- The records:
▬▬▬▬▬▬

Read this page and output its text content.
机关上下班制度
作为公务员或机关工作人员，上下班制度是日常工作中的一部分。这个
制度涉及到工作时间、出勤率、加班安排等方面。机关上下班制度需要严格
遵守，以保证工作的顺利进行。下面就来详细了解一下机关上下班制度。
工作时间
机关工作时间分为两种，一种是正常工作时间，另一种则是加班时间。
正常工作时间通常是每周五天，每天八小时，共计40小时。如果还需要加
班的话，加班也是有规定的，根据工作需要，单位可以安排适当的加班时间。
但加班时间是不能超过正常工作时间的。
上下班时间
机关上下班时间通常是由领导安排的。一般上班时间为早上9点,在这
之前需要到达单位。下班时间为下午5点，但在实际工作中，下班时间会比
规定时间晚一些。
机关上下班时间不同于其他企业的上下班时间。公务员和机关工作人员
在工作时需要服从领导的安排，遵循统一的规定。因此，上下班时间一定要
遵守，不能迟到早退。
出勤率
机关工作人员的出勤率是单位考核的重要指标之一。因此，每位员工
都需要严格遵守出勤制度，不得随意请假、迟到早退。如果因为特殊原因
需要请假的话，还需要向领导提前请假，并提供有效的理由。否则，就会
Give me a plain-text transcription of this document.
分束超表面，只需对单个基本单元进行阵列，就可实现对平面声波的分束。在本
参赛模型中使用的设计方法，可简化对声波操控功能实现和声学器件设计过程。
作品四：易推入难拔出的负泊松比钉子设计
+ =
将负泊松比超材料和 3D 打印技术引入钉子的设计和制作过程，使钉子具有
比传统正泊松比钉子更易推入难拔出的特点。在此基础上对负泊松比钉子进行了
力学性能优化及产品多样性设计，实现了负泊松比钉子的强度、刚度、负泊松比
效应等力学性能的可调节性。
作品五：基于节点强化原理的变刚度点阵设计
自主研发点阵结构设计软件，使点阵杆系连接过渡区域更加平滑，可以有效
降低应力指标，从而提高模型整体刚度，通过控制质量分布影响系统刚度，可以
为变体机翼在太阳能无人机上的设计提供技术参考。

▬▬▬▬▬▬

- Written problem: Retype every record above exactly as written.

- Reply:
Read this page and output its text content.
机关上下班制度
作为公务员或机关工作人员，上下班制度是日常工作中的一部分。这个
制度涉及到工作时间、出勤率、加班安排等方面。机关上下班制度需要严格
遵守，以保证工作的顺利进行。下面就来详细了解一下机关上下班制度。
工作时间
机关工作时间分为两种，一种是正常工作时间，另一种则是加班时间。
正常工作时间通常是每周五天，每天八小时，共计40小时。如果还需要加
班的话，加班也是有规定的，根据工作需要，单位可以安排适当的加班时间。
但加班时间是不能超过正常工作时间的。
上下班时间
机关上下班时间通常是由领导安排的。一般上班时间为早上9点,在这
之前需要到达单位。下班时间为下午5点，但在实际工作中，下班时间会比
规定时间晚一些。
机关上下班时间不同于其他企业的上下班时间。公务员和机关工作人员
在工作时需要服从领导的安排，遵循统一的规定。因此，上下班时间一定要
遵守，不能迟到早退。
出勤率
机关工作人员的出勤率是单位考核的重要指标之一。因此，每位员工
都需要严格遵守出勤制度，不得随意请假、迟到早退。如果因为特殊原因
需要请假的话，还需要向领导提前请假，并提供有效的理由。否则，就会
Give me a plain-text transcription of this document.
分束超表面，只需对单个基本单元进行阵列，就可实现对平面声波的分束。在本
参赛模型中使用的设计方法，可简化对声波操控功能实现和声学器件设计过程。
作品四：易推入难拔出的负泊松比钉子设计
+ =
将负泊松比超材料和 3D 打印技术引入钉子的设计和制作过程，使钉子具有
比传统正泊松比钉子更易推入难拔出的特点。在此基础上对负泊松比钉子进行了
力学性能优化及产品多样性设计，实现了负泊松比钉子的强度、刚度、负泊松比
效应等力学性能的可调节性。
作品五：基于节点强化原理的变刚度点阵设计
自主研发点阵结构设计软件，使点阵杆系连接过渡区域更加平滑，可以有效
降低应力指标，从而提高模型整体刚度，通过控制质量分布影响系统刚度，可以
为变体机翼在太阳能无人机上的设计提供技术参考。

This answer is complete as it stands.